<<<<

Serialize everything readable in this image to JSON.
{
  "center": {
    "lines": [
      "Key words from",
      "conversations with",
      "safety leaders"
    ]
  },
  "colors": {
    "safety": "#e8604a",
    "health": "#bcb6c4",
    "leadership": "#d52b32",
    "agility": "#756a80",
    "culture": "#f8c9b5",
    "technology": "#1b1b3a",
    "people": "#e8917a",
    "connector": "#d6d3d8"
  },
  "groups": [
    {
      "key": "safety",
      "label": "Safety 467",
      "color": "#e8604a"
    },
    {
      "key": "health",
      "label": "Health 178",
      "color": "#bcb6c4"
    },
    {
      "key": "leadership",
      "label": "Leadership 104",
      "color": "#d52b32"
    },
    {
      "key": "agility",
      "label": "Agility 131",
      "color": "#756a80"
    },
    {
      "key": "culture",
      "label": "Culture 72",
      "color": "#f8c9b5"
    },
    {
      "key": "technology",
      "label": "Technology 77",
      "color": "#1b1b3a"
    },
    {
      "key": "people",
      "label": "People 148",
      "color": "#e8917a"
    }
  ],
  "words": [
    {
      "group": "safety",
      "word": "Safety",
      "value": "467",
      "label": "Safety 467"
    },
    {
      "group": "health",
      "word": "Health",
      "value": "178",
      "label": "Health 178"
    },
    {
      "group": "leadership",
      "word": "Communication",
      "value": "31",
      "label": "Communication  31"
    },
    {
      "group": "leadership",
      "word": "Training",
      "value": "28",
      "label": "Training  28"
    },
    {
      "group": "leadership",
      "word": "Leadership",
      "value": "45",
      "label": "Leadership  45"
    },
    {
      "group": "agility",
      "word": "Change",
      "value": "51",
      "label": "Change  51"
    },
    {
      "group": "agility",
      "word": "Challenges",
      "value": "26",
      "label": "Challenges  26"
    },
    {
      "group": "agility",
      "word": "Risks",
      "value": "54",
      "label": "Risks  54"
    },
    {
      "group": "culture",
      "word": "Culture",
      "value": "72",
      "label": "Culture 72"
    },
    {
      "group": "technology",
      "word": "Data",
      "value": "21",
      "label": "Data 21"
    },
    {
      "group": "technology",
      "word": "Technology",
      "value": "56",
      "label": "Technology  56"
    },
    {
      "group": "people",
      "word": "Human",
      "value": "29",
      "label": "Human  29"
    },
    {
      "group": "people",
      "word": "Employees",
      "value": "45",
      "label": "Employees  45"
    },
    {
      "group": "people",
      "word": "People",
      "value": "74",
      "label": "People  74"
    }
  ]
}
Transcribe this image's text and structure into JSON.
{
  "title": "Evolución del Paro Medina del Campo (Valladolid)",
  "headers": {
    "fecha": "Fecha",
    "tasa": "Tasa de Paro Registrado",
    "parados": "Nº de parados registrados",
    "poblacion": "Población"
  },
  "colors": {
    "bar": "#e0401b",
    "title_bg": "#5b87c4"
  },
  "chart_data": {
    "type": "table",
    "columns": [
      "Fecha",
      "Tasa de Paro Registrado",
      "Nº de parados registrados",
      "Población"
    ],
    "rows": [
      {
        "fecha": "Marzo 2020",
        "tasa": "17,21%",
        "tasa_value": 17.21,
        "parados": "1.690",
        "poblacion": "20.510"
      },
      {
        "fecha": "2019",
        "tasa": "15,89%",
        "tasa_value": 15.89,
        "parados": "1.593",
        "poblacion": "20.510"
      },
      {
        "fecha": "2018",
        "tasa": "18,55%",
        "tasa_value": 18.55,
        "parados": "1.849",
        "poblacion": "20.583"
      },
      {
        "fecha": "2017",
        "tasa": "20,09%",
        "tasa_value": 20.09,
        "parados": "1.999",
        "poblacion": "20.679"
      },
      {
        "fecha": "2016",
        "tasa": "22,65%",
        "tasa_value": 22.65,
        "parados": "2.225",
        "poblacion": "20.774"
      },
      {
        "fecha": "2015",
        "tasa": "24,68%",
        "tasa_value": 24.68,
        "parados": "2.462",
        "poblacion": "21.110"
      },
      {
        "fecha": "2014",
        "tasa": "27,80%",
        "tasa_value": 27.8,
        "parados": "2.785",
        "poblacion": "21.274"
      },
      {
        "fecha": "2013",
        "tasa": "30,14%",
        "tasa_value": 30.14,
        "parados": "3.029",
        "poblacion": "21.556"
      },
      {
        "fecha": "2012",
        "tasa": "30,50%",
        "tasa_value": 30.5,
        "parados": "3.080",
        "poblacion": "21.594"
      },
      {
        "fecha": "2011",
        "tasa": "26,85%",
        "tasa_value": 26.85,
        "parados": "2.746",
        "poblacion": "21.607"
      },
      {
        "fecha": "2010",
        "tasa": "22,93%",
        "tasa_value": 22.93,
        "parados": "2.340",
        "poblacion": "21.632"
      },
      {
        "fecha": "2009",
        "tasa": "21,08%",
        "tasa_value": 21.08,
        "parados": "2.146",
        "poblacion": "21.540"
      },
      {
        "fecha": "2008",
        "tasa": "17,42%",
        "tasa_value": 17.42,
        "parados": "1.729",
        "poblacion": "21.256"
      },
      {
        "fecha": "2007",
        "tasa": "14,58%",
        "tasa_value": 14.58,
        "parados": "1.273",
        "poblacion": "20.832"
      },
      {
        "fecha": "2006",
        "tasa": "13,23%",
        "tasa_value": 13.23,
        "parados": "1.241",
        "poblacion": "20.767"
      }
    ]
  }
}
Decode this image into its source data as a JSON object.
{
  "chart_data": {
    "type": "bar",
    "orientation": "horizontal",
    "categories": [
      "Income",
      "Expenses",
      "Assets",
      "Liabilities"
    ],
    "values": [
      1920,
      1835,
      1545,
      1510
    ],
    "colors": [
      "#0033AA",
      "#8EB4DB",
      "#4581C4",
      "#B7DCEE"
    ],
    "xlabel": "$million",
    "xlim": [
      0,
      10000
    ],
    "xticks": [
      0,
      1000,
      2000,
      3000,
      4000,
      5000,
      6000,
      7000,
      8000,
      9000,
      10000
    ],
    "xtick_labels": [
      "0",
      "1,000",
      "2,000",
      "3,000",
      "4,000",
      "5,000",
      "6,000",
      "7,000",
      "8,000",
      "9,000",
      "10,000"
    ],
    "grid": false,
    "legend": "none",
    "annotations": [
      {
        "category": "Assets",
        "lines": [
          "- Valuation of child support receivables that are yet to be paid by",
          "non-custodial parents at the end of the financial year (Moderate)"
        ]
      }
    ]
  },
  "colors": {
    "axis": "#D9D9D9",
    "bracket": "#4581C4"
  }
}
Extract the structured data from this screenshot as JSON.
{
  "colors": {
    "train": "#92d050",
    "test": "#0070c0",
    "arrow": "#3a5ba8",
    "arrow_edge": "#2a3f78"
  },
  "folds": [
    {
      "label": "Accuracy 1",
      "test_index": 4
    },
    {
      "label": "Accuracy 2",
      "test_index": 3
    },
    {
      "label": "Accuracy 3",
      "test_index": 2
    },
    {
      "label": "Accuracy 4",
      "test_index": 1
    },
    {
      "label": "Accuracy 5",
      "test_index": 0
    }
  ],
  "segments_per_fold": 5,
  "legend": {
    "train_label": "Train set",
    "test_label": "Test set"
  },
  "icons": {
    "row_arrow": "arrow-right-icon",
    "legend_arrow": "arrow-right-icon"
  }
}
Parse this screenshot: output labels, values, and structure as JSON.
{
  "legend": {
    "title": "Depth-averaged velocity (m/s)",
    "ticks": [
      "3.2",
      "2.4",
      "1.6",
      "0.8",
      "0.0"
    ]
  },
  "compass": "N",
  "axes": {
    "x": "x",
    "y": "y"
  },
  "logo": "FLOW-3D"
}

>>>>

== Goal ==
Exact output of every entry is required.

== Solution ==
Serialize everything readable in this image to JSON.
{
  "center": {
    "lines": [
      "Key words from",
      "conversations with",
      "safety leaders"
    ]
  },
  "colors": {
    "safety": "#e8604a",
    "health": "#bcb6c4",
    "leadership": "#d52b32",
    "agility": "#756a80",
    "culture": "#f8c9b5",
    "technology": "#1b1b3a",
    "people": "#e8917a",
    "connector": "#d6d3d8"
  },
  "groups": [
    {
      "key": "safety",
      "label": "Safety 467",
      "color": "#e8604a"
    },
    {
      "key": "health",
      "label": "Health 178",
      "color": "#bcb6c4"
    },
    {
      "key": "leadership",
      "label": "Leadership 104",
      "color": "#d52b32"
    },
    {
      "key": "agility",
      "label": "Agility 131",
      "color": "#756a80"
    },
    {
      "key": "culture",
      "label": "Culture 72",
      "color": "#f8c9b5"
    },
    {
      "key": "technology",
      "label": "Technology 77",
      "color": "#1b1b3a"
    },
    {
      "key": "people",
      "label": "People 148",
      "color": "#e8917a"
    }
  ],
  "words": [
    {
      "group": "safety",
      "word": "Safety",
      "value": "467",
      "label": "Safety 467"
    },
    {
      "group": "health",
      "word": "Health",
      "value": "178",
      "label": "Health 178"
    },
    {
      "group": "leadership",
      "word": "Communication",
      "value": "31",
      "label": "Communication  31"
    },
    {
      "group": "leadership",
      "word": "Training",
      "value": "28",
      "label": "Training  28"
    },
    {
      "group": "leadership",
      "word": "Leadership",
      "value": "45",
      "label": "Leadership  45"
    },
    {
      "group": "agility",
      "word": "Change",
      "value": "51",
      "label": "Change  51"
    },
    {
      "group": "agility",
      "word": "Challenges",
      "value": "26",
      "label": "Challenges  26"
    },
    {
      "group": "agility",
      "word": "Risks",
      "value": "54",
      "label": "Risks  54"
    },
    {
      "group": "culture",
      "word": "Culture",
      "value": "72",
      "label": "Culture 72"
    },
    {
      "group": "technology",
      "word": "Data",
      "value": "21",
      "label": "Data 21"
    },
    {
      "group": "technology",
      "word": "Technology",
      "value": "56",
      "label": "Technology  56"
    },
    {
      "group": "people",
      "word": "Human",
      "value": "29",
      "label": "Human  29"
    },
    {
      "group": "people",
      "word": "Employees",
      "value": "45",
      "label": "Employees  45"
    },
    {
      "group": "people",
      "word": "People",
      "value": "74",
      "label": "People  74"
    }
  ]
}
Transcribe this image's text and structure into JSON.
{
  "title": "Evolución del Paro Medina del Campo (Valladolid)",
  "headers": {
    "fecha": "Fecha",
    "tasa": "Tasa de Paro Registrado",
    "parados": "Nº de parados registrados",
    "poblacion": "Población"
  },
  "colors": {
    "bar": "#e0401b",
    "title_bg": "#5b87c4"
  },
  "chart_data": {
    "type": "table",
    "columns": [
      "Fecha",
      "Tasa de Paro Registrado",
      "Nº de parados registrados",
      "Población"
    ],
    "rows": [
      {
        "fecha": "Marzo 2020",
        "tasa": "17,21%",
        "tasa_value": 17.21,
        "parados": "1.690",
        "poblacion": "20.510"
      },
      {
        "fecha": "2019",
        "tasa": "15,89%",
        "tasa_value": 15.89,
        "parados": "1.593",
        "poblacion": "20.510"
      },
      {
        "fecha": "2018",
        "tasa": "18,55%",
        "tasa_value": 18.55,
        "parados": "1.849",
        "poblacion": "20.583"
      },
      {
        "fecha": "2017",
        "tasa": "20,09%",
        "tasa_value": 20.09,
        "parados": "1.999",
        "poblacion": "20.679"
      },
      {
        "fecha": "2016",
        "tasa": "22,65%",
        "tasa_value": 22.65,
        "parados": "2.225",
        "poblacion": "20.774"
      },
      {
        "fecha": "2015",
        "tasa": "24,68%",
        "tasa_value": 24.68,
        "parados": "2.462",
        "poblacion": "21.110"
      },
      {
        "fecha": "2014",
        "tasa": "27,80%",
        "tasa_value": 27.8,
        "parados": "2.785",
        "poblacion": "21.274"
      },
      {
        "fecha": "2013",
        "tasa": "30,14%",
        "tasa_value": 30.14,
        "parados": "3.029",
        "poblacion": "21.556"
      },
      {
        "fecha": "2012",
        "tasa": "30,50%",
        "tasa_value": 30.5,
        "parados": "3.080",
        "poblacion": "21.594"
      },
      {
        "fecha": "2011",
        "tasa": "26,85%",
        "tasa_value": 26.85,
        "parados": "2.746",
        "poblacion": "21.607"
      },
      {
        "fecha": "2010",
        "tasa": "22,93%",
        "tasa_value": 22.93,
        "parados": "2.340",
        "poblacion": "21.632"
      },
      {
        "fecha": "2009",
        "tasa": "21,08%",
        "tasa_value": 21.08,
        "parados": "2.146",
        "poblacion": "21.540"
      },
      {
        "fecha": "2008",
        "tasa": "17,42%",
        "tasa_value": 17.42,
        "parados": "1.729",
        "poblacion": "21.256"
      },
      {
        "fecha": "2007",
        "tasa": "14,58%",
        "tasa_value": 14.58,
        "parados": "1.273",
        "poblacion": "20.832"
      },
      {
        "fecha": "2006",
        "tasa": "13,23%",
        "tasa_value": 13.23,
        "parados": "1.241",
        "poblacion": "20.767"
      }
    ]
  }
}
Decode this image into its source data as a JSON object.
{
  "chart_data": {
    "type": "bar",
    "orientation": "horizontal",
    "categories": [
      "Income",
      "Expenses",
      "Assets",
      "Liabilities"
    ],
    "values": [
      1920,
      1835,
      1545,
      1510
    ],
    "colors": [
      "#0033AA",
      "#8EB4DB",
      "#4581C4",
      "#B7DCEE"
    ],
    "xlabel": "$million",
    "xlim": [
      0,
      10000
    ],
    "xticks": [
      0,
      1000,
      2000,
      3000,
      4000,
      5000,
      6000,
      7000,
      8000,
      9000,
      10000
    ],
    "xtick_labels": [
      "0",
      "1,000",
      "2,000",
      "3,000",
      "4,000",
      "5,000",
      "6,000",
      "7,000",
      "8,000",
      "9,000",
      "10,000"
    ],
    "grid": false,
    "legend": "none",
    "annotations": [
      {
        "category": "Assets",
        "lines": [
          "- Valuation of child support receivables that are yet to be paid by",
          "non-custodial parents at the end of the financial year (Moderate)"
        ]
      }
    ]
  },
  "colors": {
    "axis": "#D9D9D9",
    "bracket": "#4581C4"
  }
}
Extract the structured data from this screenshot as JSON.
{
  "colors": {
    "train": "#92d050",
    "test": "#0070c0",
    "arrow": "#3a5ba8",
    "arrow_edge": "#2a3f78"
  },
  "folds": [
    {
      "label": "Accuracy 1",
      "test_index": 4
    },
    {
      "label": "Accuracy 2",
      "test_index": 3
    },
    {
      "label": "Accuracy 3",
      "test_index": 2
    },
    {
      "label": "Accuracy 4",
      "test_index": 1
    },
    {
      "label": "Accuracy 5",
      "test_index": 0
    }
  ],
  "segments_per_fold": 5,
  "legend": {
    "train_label": "Train set",
    "test_label": "Test set"
  },
  "icons": {
    "row_arrow": "arrow-right-icon",
    "legend_arrow": "arrow-right-icon"
  }
}
Parse this screenshot: output labels, values, and structure as JSON.
{
  "legend": {
    "title": "Depth-averaged velocity (m/s)",
    "ticks": [
      "3.2",
      "2.4",
      "1.6",
      "0.8",
      "0.0"
    ]
  },
  "compass": "N",
  "axes": {
    "x": "x",
    "y": "y"
  },
  "logo": "FLOW-3D"
}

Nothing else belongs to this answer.